*Goal*. Retype the records below exactly as they appear, but leave out any pictures.

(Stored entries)
++++++++
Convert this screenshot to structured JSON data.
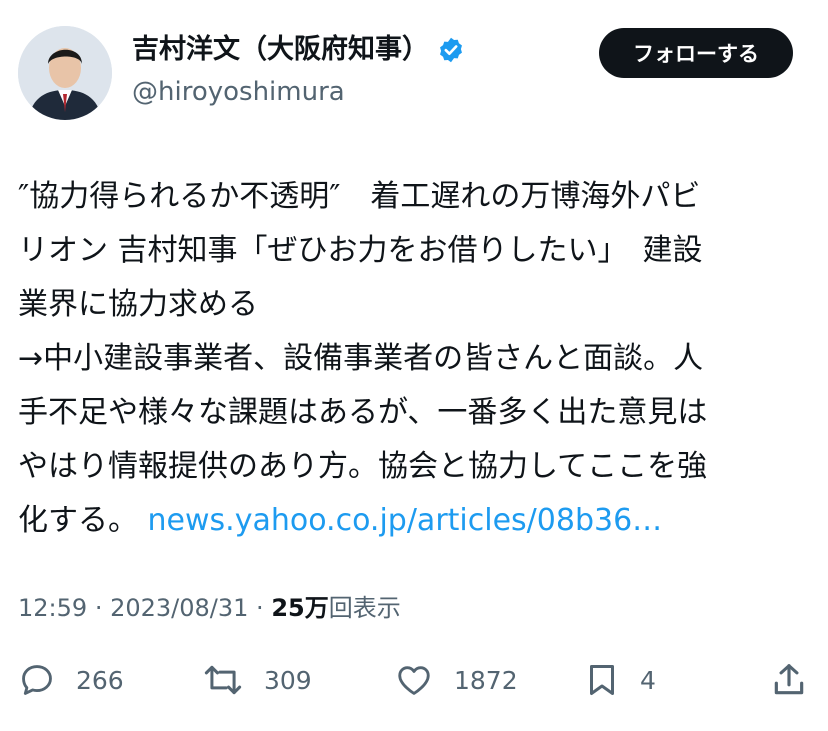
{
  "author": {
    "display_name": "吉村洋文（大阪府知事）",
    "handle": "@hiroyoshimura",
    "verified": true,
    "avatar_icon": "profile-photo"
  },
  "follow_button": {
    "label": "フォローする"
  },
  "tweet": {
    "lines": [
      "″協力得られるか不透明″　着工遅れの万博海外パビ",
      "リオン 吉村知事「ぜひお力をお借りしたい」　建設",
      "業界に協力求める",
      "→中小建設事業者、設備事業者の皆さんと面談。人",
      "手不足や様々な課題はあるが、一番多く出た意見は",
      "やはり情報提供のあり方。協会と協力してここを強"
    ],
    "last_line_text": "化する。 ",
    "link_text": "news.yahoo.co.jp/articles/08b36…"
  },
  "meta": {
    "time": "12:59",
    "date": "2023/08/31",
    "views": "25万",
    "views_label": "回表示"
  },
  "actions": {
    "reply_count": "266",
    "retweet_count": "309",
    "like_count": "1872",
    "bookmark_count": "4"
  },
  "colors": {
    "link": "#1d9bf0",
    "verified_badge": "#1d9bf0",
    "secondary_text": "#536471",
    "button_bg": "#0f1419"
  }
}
++++++++
*Problem solution*.
Convert this screenshot to structured JSON data.
{
  "author": {
    "display_name": "吉村洋文（大阪府知事）",
    "handle": "@hiroyoshimura",
    "verified": true,
    "avatar_icon": "profile-photo"
  },
  "follow_button": {
    "label": "フォローする"
  },
  "tweet": {
    "lines": [
      "″協力得られるか不透明″　着工遅れの万博海外パビ",
      "リオン 吉村知事「ぜひお力をお借りしたい」　建設",
      "業界に協力求める",
      "→中小建設事業者、設備事業者の皆さんと面談。人",
      "手不足や様々な課題はあるが、一番多く出た意見は",
      "やはり情報提供のあり方。協会と協力してここを強"
    ],
    "last_line_text": "化する。 ",
    "link_text": "news.yahoo.co.jp/articles/08b36…"
  },
  "meta": {
    "time": "12:59",
    "date": "2023/08/31",
    "views": "25万",
    "views_label": "回表示"
  },
  "actions": {
    "reply_count": "266",
    "retweet_count": "309",
    "like_count": "1872",
    "bookmark_count": "4"
  },
  "colors": {
    "link": "#1d9bf0",
    "verified_badge": "#1d9bf0",
    "secondary_text": "#536471",
    "button_bg": "#0f1419"
  }
}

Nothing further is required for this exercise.